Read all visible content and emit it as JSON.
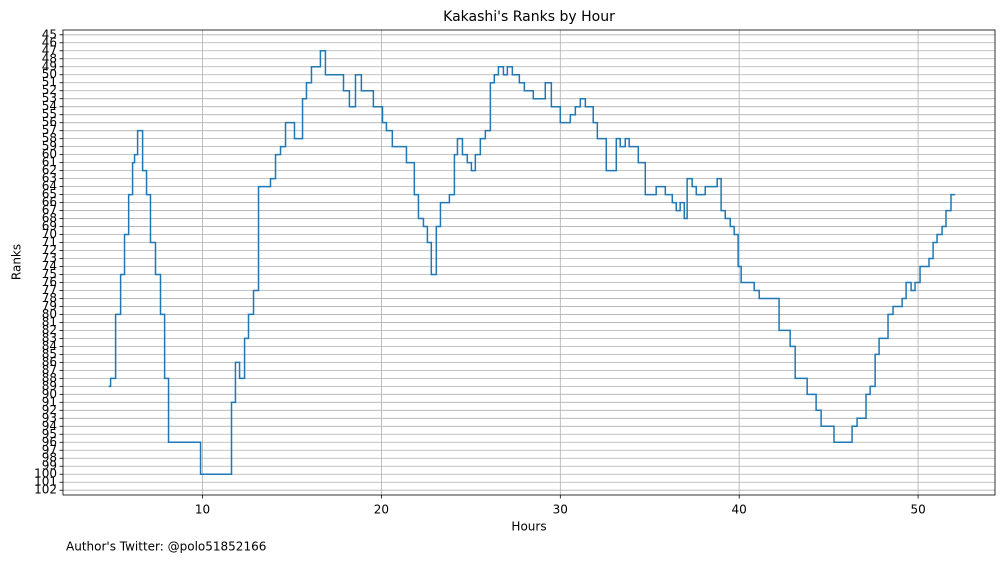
{
  "chart_data": {
    "type": "step",
    "drawstyle": "steps-post",
    "title": "Kakashi's Ranks by Hour",
    "xlabel": "Hours",
    "ylabel": "Ranks",
    "footnote": "Author's Twitter: @polo51852166",
    "color": "#1f77b4",
    "grid": true,
    "y_inverted": true,
    "x": [
      4.75,
      4.86,
      5.14,
      5.42,
      5.64,
      5.87,
      6.09,
      6.2,
      6.37,
      6.65,
      6.87,
      7.09,
      7.37,
      7.65,
      7.88,
      8.1,
      9.89,
      11.62,
      11.84,
      12.07,
      12.35,
      12.57,
      12.85,
      13.13,
      13.8,
      14.08,
      14.36,
      14.64,
      15.14,
      15.59,
      15.81,
      16.09,
      16.59,
      16.87,
      17.88,
      18.21,
      18.55,
      18.88,
      19.55,
      20.06,
      20.28,
      20.61,
      21.4,
      21.84,
      22.07,
      22.35,
      22.57,
      22.79,
      23.07,
      23.3,
      23.8,
      24.08,
      24.25,
      24.53,
      24.8,
      25.03,
      25.25,
      25.53,
      25.81,
      26.09,
      26.31,
      26.54,
      26.82,
      27.04,
      27.32,
      27.71,
      27.99,
      28.49,
      29.16,
      29.5,
      30.0,
      30.56,
      30.84,
      31.12,
      31.4,
      31.84,
      32.07,
      32.57,
      33.13,
      33.35,
      33.63,
      33.85,
      34.36,
      34.75,
      35.36,
      35.87,
      36.26,
      36.48,
      36.7,
      36.93,
      37.09,
      37.37,
      37.6,
      38.1,
      38.77,
      38.99,
      39.22,
      39.5,
      39.72,
      39.94,
      40.11,
      40.84,
      41.12,
      42.23,
      42.85,
      43.13,
      43.8,
      44.3,
      44.58,
      45.3,
      46.31,
      46.59,
      47.09,
      47.32,
      47.6,
      47.82,
      48.32,
      48.6,
      49.11,
      49.33,
      49.61,
      49.83,
      50.11,
      50.61,
      50.84,
      51.06,
      51.34,
      51.56,
      51.84,
      52.07
    ],
    "values": [
      89,
      88,
      80,
      75,
      70,
      65,
      61,
      60,
      57,
      62,
      65,
      71,
      75,
      80,
      88,
      96,
      100,
      91,
      86,
      88,
      83,
      80,
      77,
      64,
      63,
      60,
      59,
      56,
      58,
      53,
      51,
      49,
      47,
      50,
      52,
      54,
      50,
      52,
      54,
      56,
      57,
      59,
      61,
      65,
      68,
      69,
      71,
      75,
      69,
      66,
      65,
      60,
      58,
      60,
      61,
      62,
      60,
      58,
      57,
      51,
      50,
      49,
      50,
      49,
      50,
      51,
      52,
      53,
      51,
      54,
      56,
      55,
      54,
      53,
      54,
      56,
      58,
      62,
      58,
      59,
      58,
      59,
      61,
      65,
      64,
      65,
      66,
      67,
      66,
      68,
      63,
      64,
      65,
      64,
      63,
      67,
      68,
      69,
      70,
      74,
      76,
      77,
      78,
      82,
      84,
      88,
      90,
      92,
      94,
      96,
      94,
      93,
      90,
      89,
      85,
      83,
      80,
      79,
      78,
      76,
      77,
      76,
      74,
      73,
      71,
      70,
      69,
      67,
      65,
      65
    ],
    "xlim": [
      2.2,
      54.3
    ],
    "xticks": [
      10,
      20,
      30,
      40,
      50
    ],
    "ylim": [
      102.6,
      44.4
    ],
    "yticks": [
      45,
      46,
      47,
      48,
      49,
      50,
      51,
      52,
      53,
      54,
      55,
      56,
      57,
      58,
      59,
      60,
      61,
      62,
      63,
      64,
      65,
      66,
      67,
      68,
      69,
      70,
      71,
      72,
      73,
      74,
      75,
      76,
      77,
      78,
      79,
      80,
      81,
      82,
      83,
      84,
      85,
      86,
      87,
      88,
      89,
      90,
      91,
      92,
      93,
      94,
      95,
      96,
      97,
      98,
      99,
      100,
      101,
      102
    ]
  }
}
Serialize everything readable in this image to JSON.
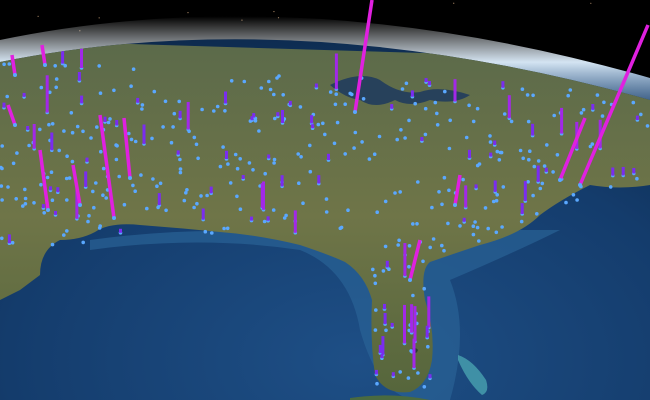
{
  "view": {
    "colors": {
      "space": "#000000",
      "atmosphere": "#cfe6ff",
      "ocean_deep": "#0d2a52",
      "ocean_shelf": "#2b5f8e",
      "land": "#6b7447",
      "point": "#5aa8ff",
      "bar_low": "#7a2cf0",
      "bar_high": "#e020e0"
    },
    "icons": [
      "globe",
      "data-point",
      "data-bar"
    ]
  }
}
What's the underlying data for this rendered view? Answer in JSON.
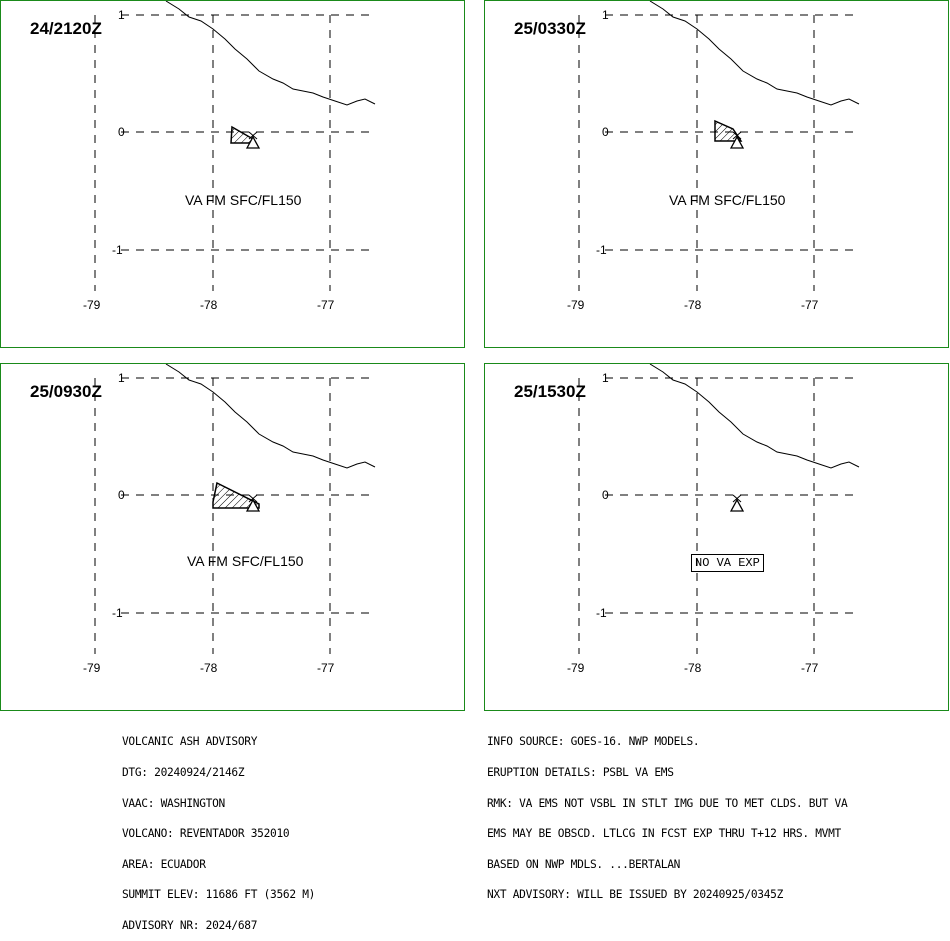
{
  "panels": [
    {
      "dtg": "24/2120Z",
      "status_text": "VA FM SFC/FL150",
      "has_ash": true
    },
    {
      "dtg": "25/0330Z",
      "status_text": "VA FM SFC/FL150",
      "has_ash": true
    },
    {
      "dtg": "25/0930Z",
      "status_text": "VA FM SFC/FL150",
      "has_ash": true
    },
    {
      "dtg": "25/1530Z",
      "status_text": "NO VA EXP",
      "has_ash": false
    }
  ],
  "axes": {
    "lat_labels": [
      "1",
      "0",
      "-1"
    ],
    "lon_labels": [
      "-79",
      "-78",
      "-77"
    ]
  },
  "advisory_left": [
    "VOLCANIC ASH ADVISORY",
    "DTG: 20240924/2146Z",
    "VAAC: WASHINGTON",
    "VOLCANO: REVENTADOR 352010",
    "AREA: ECUADOR",
    "SUMMIT ELEV: 11686 FT (3562 M)",
    "ADVISORY NR: 2024/687"
  ],
  "advisory_right": [
    "INFO SOURCE: GOES-16. NWP MODELS.",
    "ERUPTION DETAILS: PSBL VA EMS",
    "RMK: VA EMS NOT VSBL IN STLT IMG DUE TO MET CLDS. BUT VA",
    "EMS MAY BE OBSCD. LTLCG IN FCST EXP THRU T+12 HRS. MVMT",
    "BASED ON NWP MDLS. ...BERTALAN",
    "NXT ADVISORY: WILL BE ISSUED BY 20240925/0345Z"
  ],
  "colors": {
    "frame": "#1a8a1a",
    "lines": "#000000",
    "background": "#ffffff"
  }
}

━━━━

◆ Goal of the exercise
Leave the pictures out and print the records above exactly as they stand.

◆ Result of the exercise
Read all visible content and emit it as JSON.
{
  "chart_data": {
    "type": "step",
    "drawstyle": "steps-post",
    "title": "Kakashi's Ranks by Hour",
    "xlabel": "Hours",
    "ylabel": "Ranks",
    "footnote": "Author's Twitter: @polo51852166",
    "color": "#1f77b4",
    "grid": true,
    "y_inverted": true,
    "x": [
      4.75,
      4.86,
      5.14,
      5.42,
      5.64,
      5.87,
      6.09,
      6.2,
      6.37,
      6.65,
      6.87,
      7.09,
      7.37,
      7.65,
      7.88,
      8.1,
      9.89,
      11.62,
      11.84,
      12.07,
      12.35,
      12.57,
      12.85,
      13.13,
      13.8,
      14.08,
      14.36,
      14.64,
      15.14,
      15.59,
      15.81,
      16.09,
      16.59,
      16.87,
      17.88,
      18.21,
      18.55,
      18.88,
      19.55,
      20.06,
      20.28,
      20.61,
      21.4,
      21.84,
      22.07,
      22.35,
      22.57,
      22.79,
      23.07,
      23.3,
      23.8,
      24.08,
      24.25,
      24.53,
      24.8,
      25.03,
      25.25,
      25.53,
      25.81,
      26.09,
      26.31,
      26.54,
      26.82,
      27.04,
      27.32,
      27.71,
      27.99,
      28.49,
      29.16,
      29.5,
      30.0,
      30.56,
      30.84,
      31.12,
      31.4,
      31.84,
      32.07,
      32.57,
      33.13,
      33.35,
      33.63,
      33.85,
      34.36,
      34.75,
      35.36,
      35.87,
      36.26,
      36.48,
      36.7,
      36.93,
      37.09,
      37.37,
      37.6,
      38.1,
      38.77,
      38.99,
      39.22,
      39.5,
      39.72,
      39.94,
      40.11,
      40.84,
      41.12,
      42.23,
      42.85,
      43.13,
      43.8,
      44.3,
      44.58,
      45.3,
      46.31,
      46.59,
      47.09,
      47.32,
      47.6,
      47.82,
      48.32,
      48.6,
      49.11,
      49.33,
      49.61,
      49.83,
      50.11,
      50.61,
      50.84,
      51.06,
      51.34,
      51.56,
      51.84,
      52.07
    ],
    "values": [
      89,
      88,
      80,
      75,
      70,
      65,
      61,
      60,
      57,
      62,
      65,
      71,
      75,
      80,
      88,
      96,
      100,
      91,
      86,
      88,
      83,
      80,
      77,
      64,
      63,
      60,
      59,
      56,
      58,
      53,
      51,
      49,
      47,
      50,
      52,
      54,
      50,
      52,
      54,
      56,
      57,
      59,
      61,
      65,
      68,
      69,
      71,
      75,
      69,
      66,
      65,
      60,
      58,
      60,
      61,
      62,
      60,
      58,
      57,
      51,
      50,
      49,
      50,
      49,
      50,
      51,
      52,
      53,
      51,
      54,
      56,
      55,
      54,
      53,
      54,
      56,
      58,
      62,
      58,
      59,
      58,
      59,
      61,
      65,
      64,
      65,
      66,
      67,
      66,
      68,
      63,
      64,
      65,
      64,
      63,
      67,
      68,
      69,
      70,
      74,
      76,
      77,
      78,
      82,
      84,
      88,
      90,
      92,
      94,
      96,
      94,
      93,
      90,
      89,
      85,
      83,
      80,
      79,
      78,
      76,
      77,
      76,
      74,
      73,
      71,
      70,
      69,
      67,
      65,
      65
    ],
    "xlim": [
      2.2,
      54.3
    ],
    "xticks": [
      10,
      20,
      30,
      40,
      50
    ],
    "ylim": [
      102.6,
      44.4
    ],
    "yticks": [
      45,
      46,
      47,
      48,
      49,
      50,
      51,
      52,
      53,
      54,
      55,
      56,
      57,
      58,
      59,
      60,
      61,
      62,
      63,
      64,
      65,
      66,
      67,
      68,
      69,
      70,
      71,
      72,
      73,
      74,
      75,
      76,
      77,
      78,
      79,
      80,
      81,
      82,
      83,
      84,
      85,
      86,
      87,
      88,
      89,
      90,
      91,
      92,
      93,
      94,
      95,
      96,
      97,
      98,
      99,
      100,
      101,
      102
    ]
  }
}
Serialize everything readable in this image to JSON.
{
  "view": {
    "colors": {
      "space": "#000000",
      "atmosphere": "#cfe6ff",
      "ocean_deep": "#0d2a52",
      "ocean_shelf": "#2b5f8e",
      "land": "#6b7447",
      "point": "#5aa8ff",
      "bar_low": "#7a2cf0",
      "bar_high": "#e020e0"
    },
    "icons": [
      "globe",
      "data-point",
      "data-bar"
    ]
  }
}
What's the underlying data for this rendered view? Answer in JSON.
{
  "panels": [
    {
      "dtg": "24/2120Z",
      "status_text": "VA FM SFC/FL150",
      "has_ash": true
    },
    {
      "dtg": "25/0330Z",
      "status_text": "VA FM SFC/FL150",
      "has_ash": true
    },
    {
      "dtg": "25/0930Z",
      "status_text": "VA FM SFC/FL150",
      "has_ash": true
    },
    {
      "dtg": "25/1530Z",
      "status_text": "NO VA EXP",
      "has_ash": false
    }
  ],
  "axes": {
    "lat_labels": [
      "1",
      "0",
      "-1"
    ],
    "lon_labels": [
      "-79",
      "-78",
      "-77"
    ]
  },
  "advisory_left": [
    "VOLCANIC ASH ADVISORY",
    "DTG: 20240924/2146Z",
    "VAAC: WASHINGTON",
    "VOLCANO: REVENTADOR 352010",
    "AREA: ECUADOR",
    "SUMMIT ELEV: 11686 FT (3562 M)",
    "ADVISORY NR: 2024/687"
  ],
  "advisory_right": [
    "INFO SOURCE: GOES-16. NWP MODELS.",
    "ERUPTION DETAILS: PSBL VA EMS",
    "RMK: VA EMS NOT VSBL IN STLT IMG DUE TO MET CLDS. BUT VA",
    "EMS MAY BE OBSCD. LTLCG IN FCST EXP THRU T+12 HRS. MVMT",
    "BASED ON NWP MDLS. ...BERTALAN",
    "NXT ADVISORY: WILL BE ISSUED BY 20240925/0345Z"
  ],
  "colors": {
    "frame": "#1a8a1a",
    "lines": "#000000",
    "background": "#ffffff"
  }
}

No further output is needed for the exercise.